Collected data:
>> START

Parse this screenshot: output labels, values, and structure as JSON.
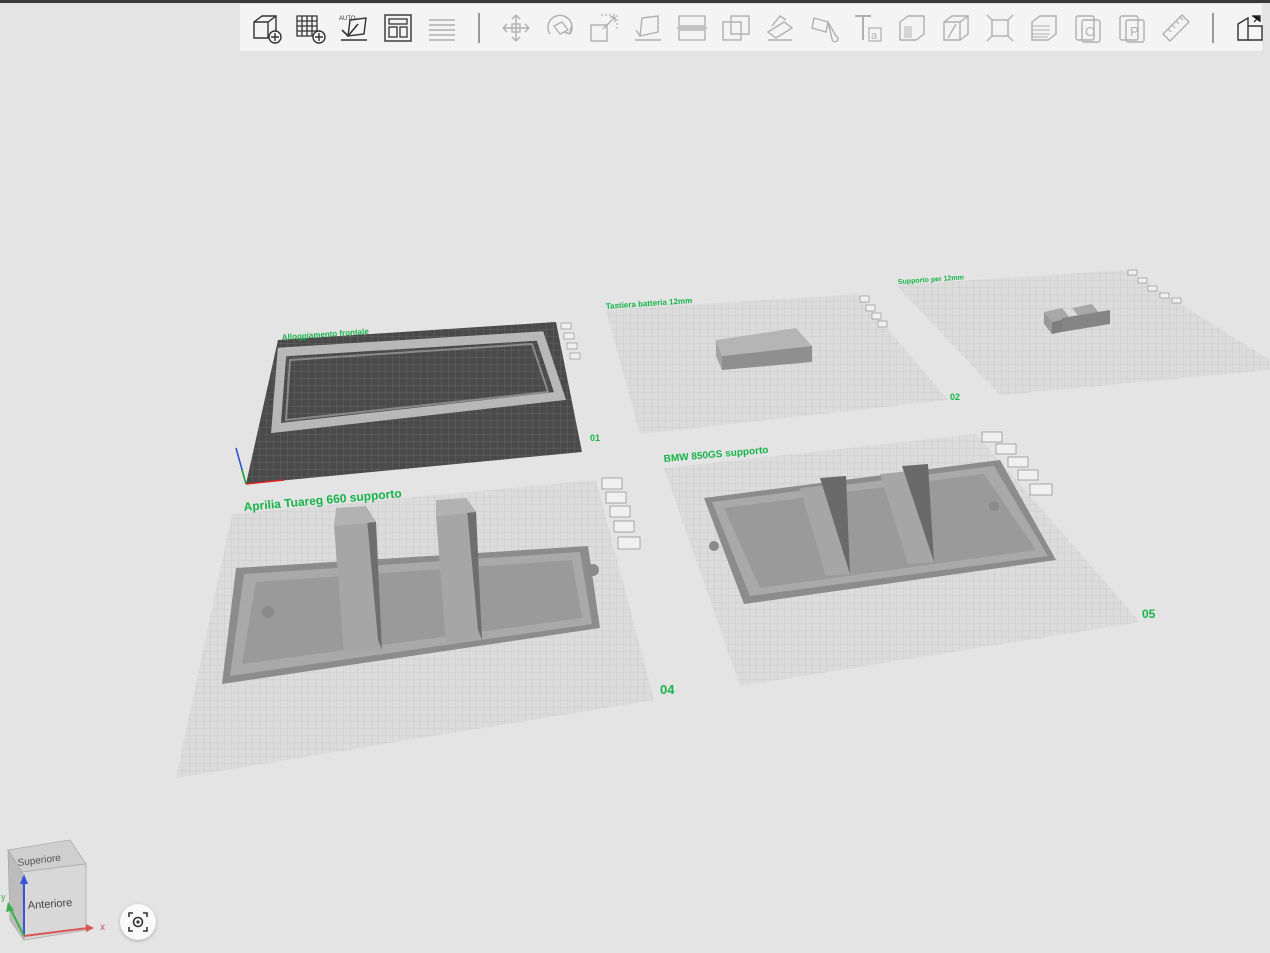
{
  "toolbar": {
    "groups": [
      [
        "add-object",
        "add-plate",
        "auto-orient",
        "arrange",
        "layers"
      ],
      [
        "move",
        "rotate",
        "scale",
        "place-on-face",
        "cut",
        "boolean",
        "support-paint",
        "seam-paint",
        "text",
        "emboss",
        "split-objects",
        "split-parts",
        "variable-layer-height",
        "assembly",
        "part",
        "measure"
      ],
      [
        "assembly-view"
      ]
    ]
  },
  "plates": [
    {
      "id": "plate-01",
      "label": "Alloggiamento frontale",
      "number": "01"
    },
    {
      "id": "plate-02",
      "label": "Tastiera batteria 12mm",
      "number": "02"
    },
    {
      "id": "plate-03",
      "label": "Supporto per 12mm",
      "number": ""
    },
    {
      "id": "plate-04",
      "label": "Aprilia Tuareg 660 supporto",
      "number": "04"
    },
    {
      "id": "plate-05",
      "label": "BMW 850GS supporto",
      "number": "05"
    }
  ],
  "navcube": {
    "top_label": "Superiore",
    "front_label": "Anteriore",
    "axis_x": "x",
    "axis_y": "y",
    "axis_z": "z"
  },
  "colors": {
    "accent": "#16b34a",
    "plate": "#d9d9d9",
    "active_plate": "#4a4a4a",
    "model": "#9a9a9a"
  }
}
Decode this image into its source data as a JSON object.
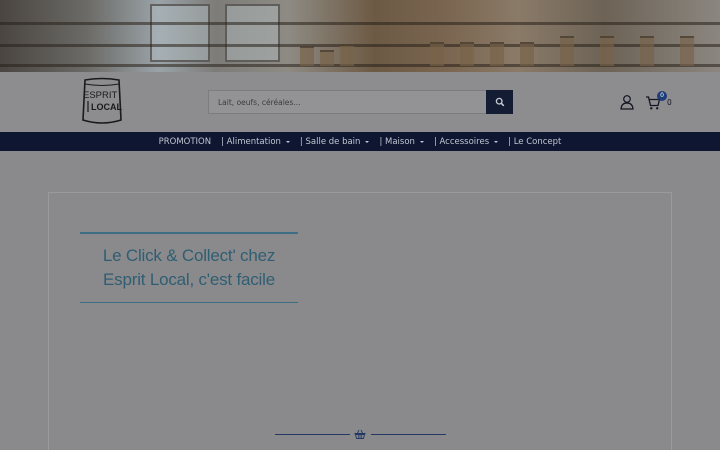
{
  "header": {
    "logo_text_top": "ESPRIT",
    "logo_text_bottom": "LOCAL",
    "search_placeholder": "Lait, oeufs, céréales...",
    "cart_badge": "0",
    "cart_count": "0"
  },
  "nav": {
    "items": [
      {
        "label": "PROMOTION",
        "dropdown": false
      },
      {
        "label": "| Alimentation",
        "dropdown": true
      },
      {
        "label": "| Salle de bain",
        "dropdown": true
      },
      {
        "label": "| Maison",
        "dropdown": true
      },
      {
        "label": "| Accessoires",
        "dropdown": true
      },
      {
        "label": "| Le Concept",
        "dropdown": false
      }
    ]
  },
  "main": {
    "title": "Le Click & Collect' chez Esprit Local, c'est facile"
  },
  "colors": {
    "nav_bg": "#0e1631",
    "accent_teal": "#2f5e73",
    "search_button": "#141c33",
    "badge": "#1f3d7a"
  },
  "icons": [
    "search-icon",
    "user-icon",
    "cart-icon",
    "basket-icon"
  ]
}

>> END

### Written exercise
Reproduce every line exactly and omit all pictures.

### Answer to this problem
Parse this screenshot: output labels, values, and structure as JSON.
{
  "toolbar": {
    "groups": [
      [
        "add-object",
        "add-plate",
        "auto-orient",
        "arrange",
        "layers"
      ],
      [
        "move",
        "rotate",
        "scale",
        "place-on-face",
        "cut",
        "boolean",
        "support-paint",
        "seam-paint",
        "text",
        "emboss",
        "split-objects",
        "split-parts",
        "variable-layer-height",
        "assembly",
        "part",
        "measure"
      ],
      [
        "assembly-view"
      ]
    ]
  },
  "plates": [
    {
      "id": "plate-01",
      "label": "Alloggiamento frontale",
      "number": "01"
    },
    {
      "id": "plate-02",
      "label": "Tastiera batteria 12mm",
      "number": "02"
    },
    {
      "id": "plate-03",
      "label": "Supporto per 12mm",
      "number": ""
    },
    {
      "id": "plate-04",
      "label": "Aprilia Tuareg 660 supporto",
      "number": "04"
    },
    {
      "id": "plate-05",
      "label": "BMW 850GS supporto",
      "number": "05"
    }
  ],
  "navcube": {
    "top_label": "Superiore",
    "front_label": "Anteriore",
    "axis_x": "x",
    "axis_y": "y",
    "axis_z": "z"
  },
  "colors": {
    "accent": "#16b34a",
    "plate": "#d9d9d9",
    "active_plate": "#4a4a4a",
    "model": "#9a9a9a"
  }
}
Decode this image into its source data as a JSON object.
{
  "header": {
    "logo_text_top": "ESPRIT",
    "logo_text_bottom": "LOCAL",
    "search_placeholder": "Lait, oeufs, céréales...",
    "cart_badge": "0",
    "cart_count": "0"
  },
  "nav": {
    "items": [
      {
        "label": "PROMOTION",
        "dropdown": false
      },
      {
        "label": "| Alimentation",
        "dropdown": true
      },
      {
        "label": "| Salle de bain",
        "dropdown": true
      },
      {
        "label": "| Maison",
        "dropdown": true
      },
      {
        "label": "| Accessoires",
        "dropdown": true
      },
      {
        "label": "| Le Concept",
        "dropdown": false
      }
    ]
  },
  "main": {
    "title": "Le Click & Collect' chez Esprit Local, c'est facile"
  },
  "colors": {
    "nav_bg": "#0e1631",
    "accent_teal": "#2f5e73",
    "search_button": "#141c33",
    "badge": "#1f3d7a"
  },
  "icons": [
    "search-icon",
    "user-icon",
    "cart-icon",
    "basket-icon"
  ]
}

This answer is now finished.